(Data entries)
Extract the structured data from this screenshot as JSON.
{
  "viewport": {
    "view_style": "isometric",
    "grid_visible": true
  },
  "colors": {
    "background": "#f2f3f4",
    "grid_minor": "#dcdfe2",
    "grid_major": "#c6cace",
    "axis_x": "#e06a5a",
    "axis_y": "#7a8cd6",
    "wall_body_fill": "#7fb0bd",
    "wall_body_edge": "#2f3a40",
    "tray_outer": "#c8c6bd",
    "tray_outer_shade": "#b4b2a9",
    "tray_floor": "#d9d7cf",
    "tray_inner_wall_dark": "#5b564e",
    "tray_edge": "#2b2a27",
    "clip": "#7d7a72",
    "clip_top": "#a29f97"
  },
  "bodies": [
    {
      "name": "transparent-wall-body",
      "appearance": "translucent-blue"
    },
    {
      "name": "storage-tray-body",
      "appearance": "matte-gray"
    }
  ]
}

• **AIM**:
Lines that hold the word "appearance" are the ones to return, every one of them.

• **FULL RESPONSE**:
      "appearance": "translucent-blue"
      "appearance": "matte-gray"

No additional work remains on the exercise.